Problem to solve: All entries must be repeated exactly; do not include the pictures.
start
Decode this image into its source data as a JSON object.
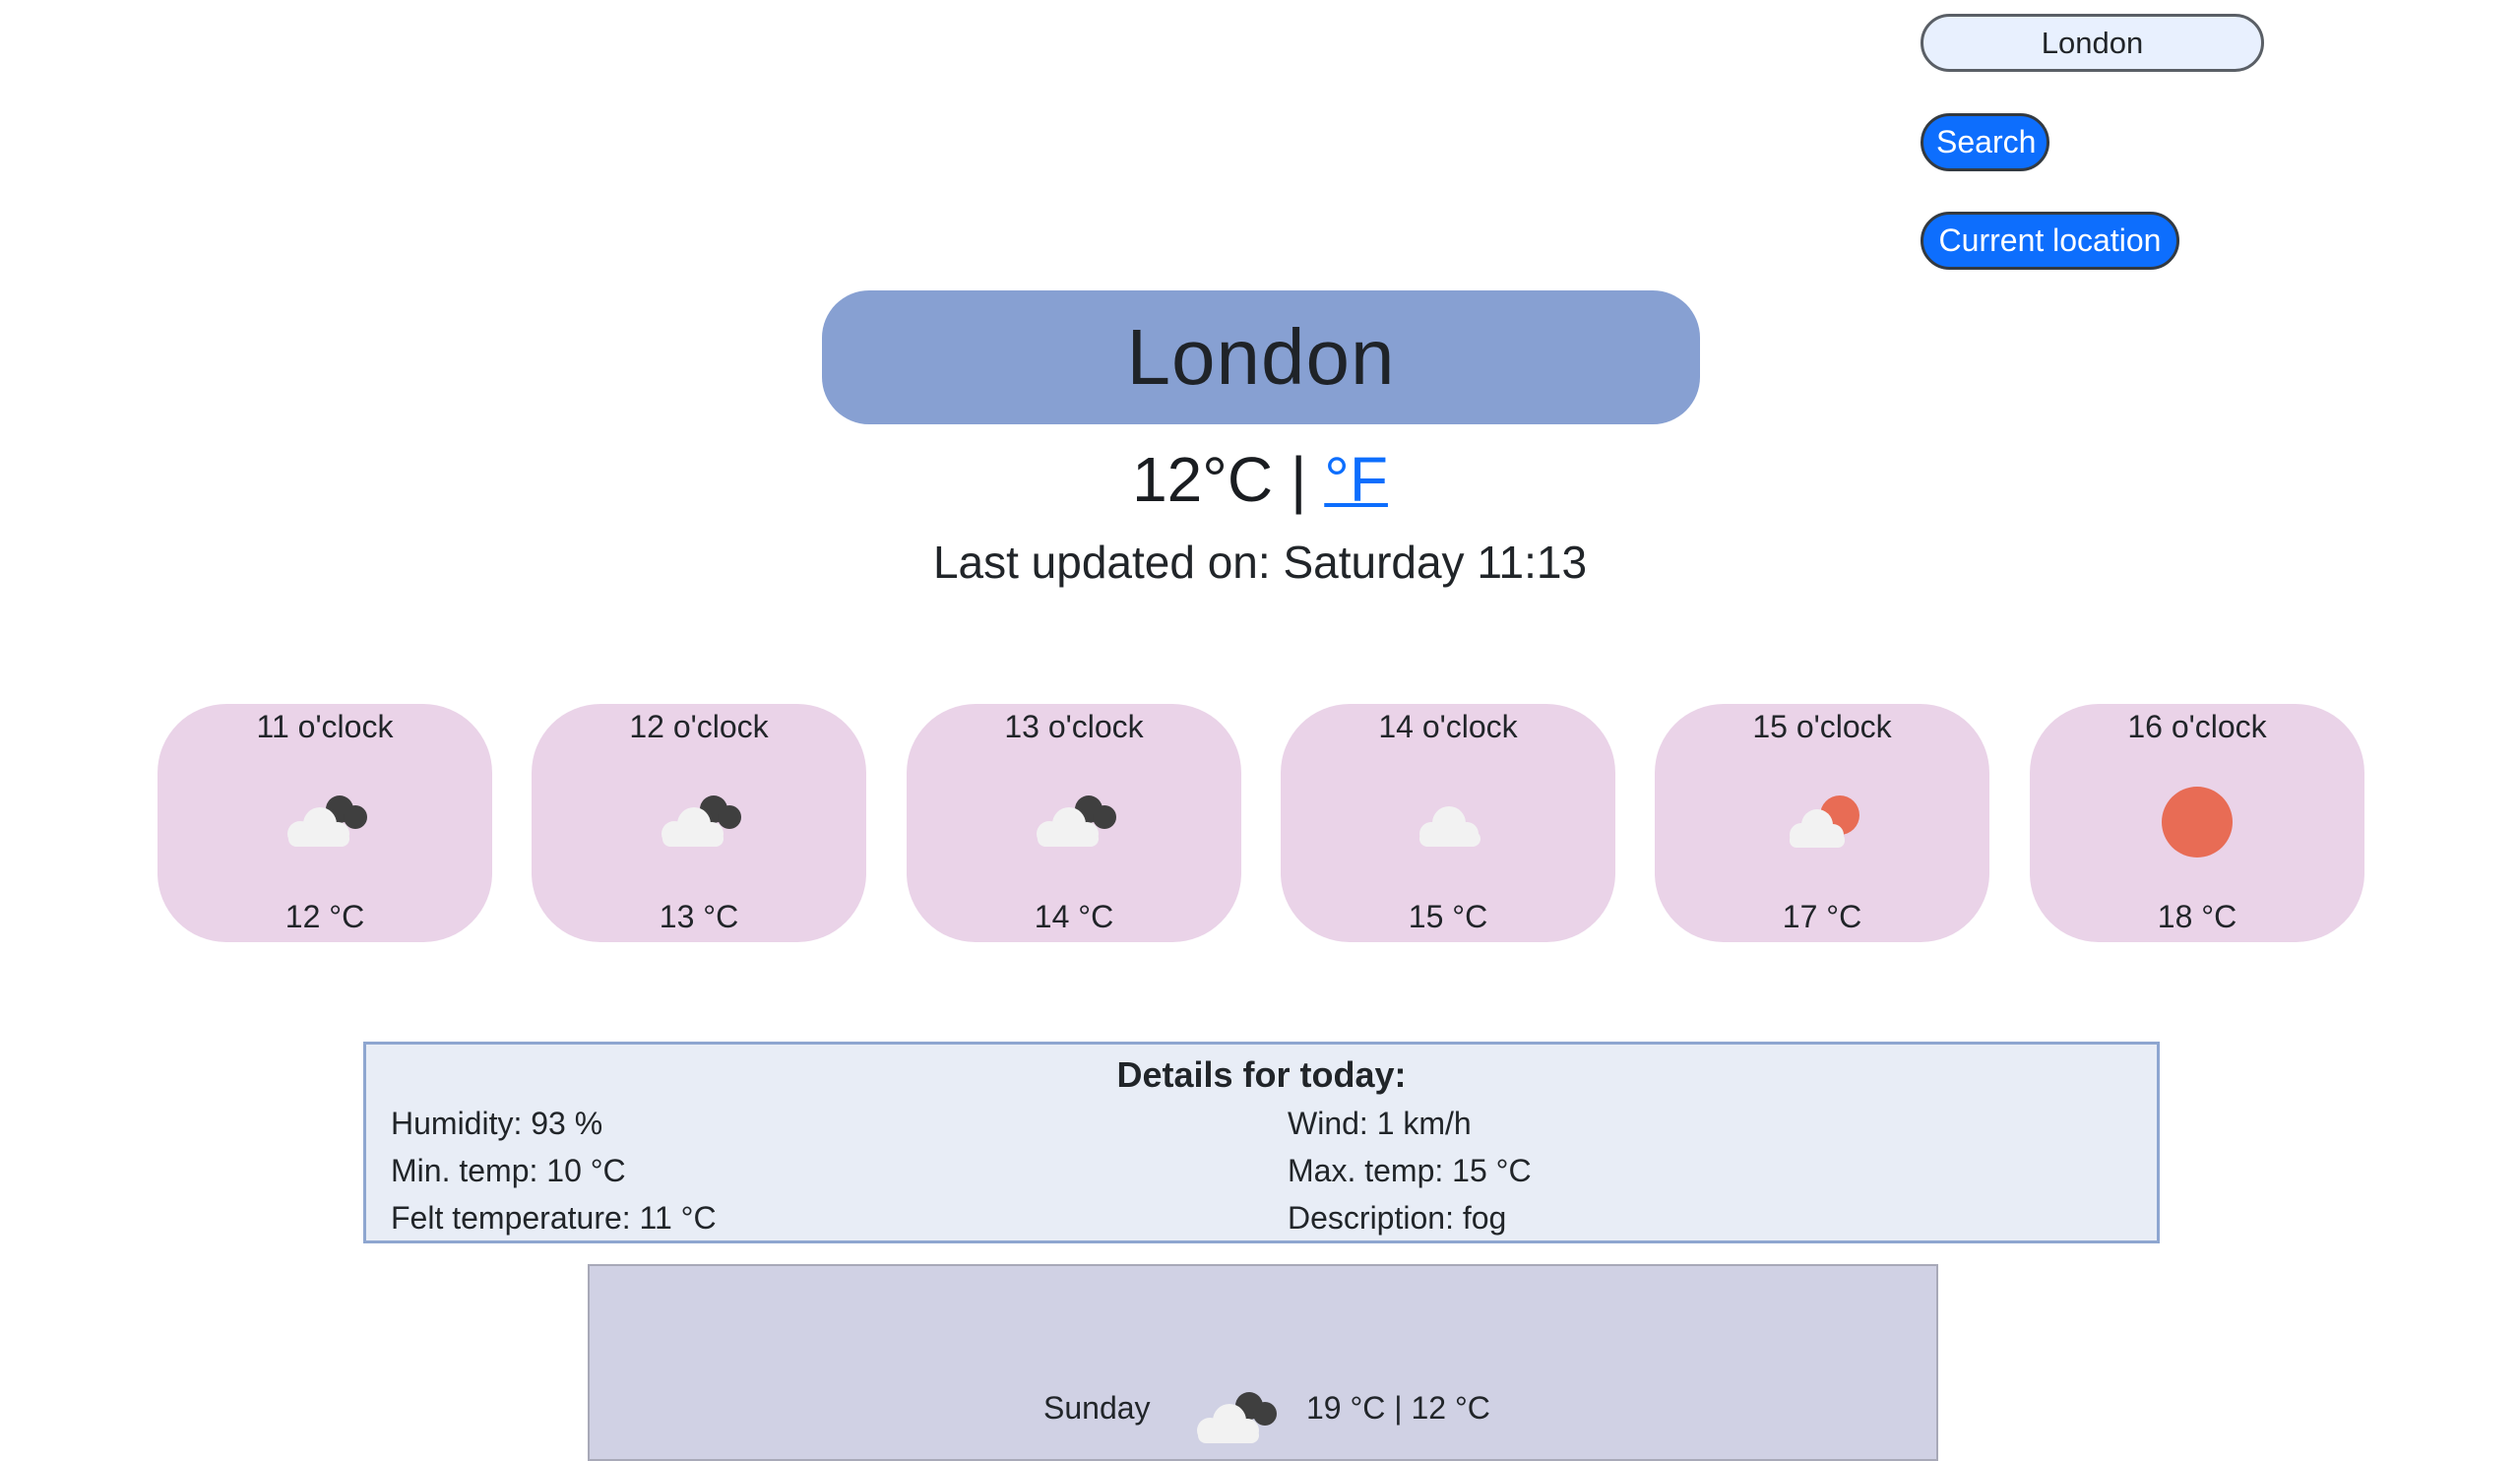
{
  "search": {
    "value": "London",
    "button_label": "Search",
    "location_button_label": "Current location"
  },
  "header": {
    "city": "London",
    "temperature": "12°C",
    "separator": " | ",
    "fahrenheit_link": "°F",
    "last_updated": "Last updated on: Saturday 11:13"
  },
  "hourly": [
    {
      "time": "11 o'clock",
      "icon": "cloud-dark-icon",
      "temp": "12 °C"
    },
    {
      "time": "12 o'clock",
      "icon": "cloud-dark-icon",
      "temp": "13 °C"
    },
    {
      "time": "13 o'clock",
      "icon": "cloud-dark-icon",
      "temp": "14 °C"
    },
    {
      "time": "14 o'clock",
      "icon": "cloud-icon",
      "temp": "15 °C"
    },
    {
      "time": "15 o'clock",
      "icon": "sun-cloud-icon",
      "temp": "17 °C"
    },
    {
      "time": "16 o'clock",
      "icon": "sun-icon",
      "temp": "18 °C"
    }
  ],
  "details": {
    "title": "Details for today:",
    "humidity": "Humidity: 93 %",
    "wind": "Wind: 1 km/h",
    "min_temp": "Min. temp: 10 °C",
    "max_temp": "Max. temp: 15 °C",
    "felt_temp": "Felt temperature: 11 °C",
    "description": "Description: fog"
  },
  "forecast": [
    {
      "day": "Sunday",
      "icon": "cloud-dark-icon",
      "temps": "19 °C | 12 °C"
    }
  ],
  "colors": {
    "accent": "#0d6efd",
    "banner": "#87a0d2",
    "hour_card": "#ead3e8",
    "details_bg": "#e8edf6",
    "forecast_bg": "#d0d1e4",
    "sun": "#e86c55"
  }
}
end
Reply to the exercise:
Decode this image into its source data as a JSON object.
{
  "search": {
    "value": "London",
    "button_label": "Search",
    "location_button_label": "Current location"
  },
  "header": {
    "city": "London",
    "temperature": "12°C",
    "separator": " | ",
    "fahrenheit_link": "°F",
    "last_updated": "Last updated on: Saturday 11:13"
  },
  "hourly": [
    {
      "time": "11 o'clock",
      "icon": "cloud-dark-icon",
      "temp": "12 °C"
    },
    {
      "time": "12 o'clock",
      "icon": "cloud-dark-icon",
      "temp": "13 °C"
    },
    {
      "time": "13 o'clock",
      "icon": "cloud-dark-icon",
      "temp": "14 °C"
    },
    {
      "time": "14 o'clock",
      "icon": "cloud-icon",
      "temp": "15 °C"
    },
    {
      "time": "15 o'clock",
      "icon": "sun-cloud-icon",
      "temp": "17 °C"
    },
    {
      "time": "16 o'clock",
      "icon": "sun-icon",
      "temp": "18 °C"
    }
  ],
  "details": {
    "title": "Details for today:",
    "humidity": "Humidity: 93 %",
    "wind": "Wind: 1 km/h",
    "min_temp": "Min. temp: 10 °C",
    "max_temp": "Max. temp: 15 °C",
    "felt_temp": "Felt temperature: 11 °C",
    "description": "Description: fog"
  },
  "forecast": [
    {
      "day": "Sunday",
      "icon": "cloud-dark-icon",
      "temps": "19 °C | 12 °C"
    }
  ],
  "colors": {
    "accent": "#0d6efd",
    "banner": "#87a0d2",
    "hour_card": "#ead3e8",
    "details_bg": "#e8edf6",
    "forecast_bg": "#d0d1e4",
    "sun": "#e86c55"
  }
}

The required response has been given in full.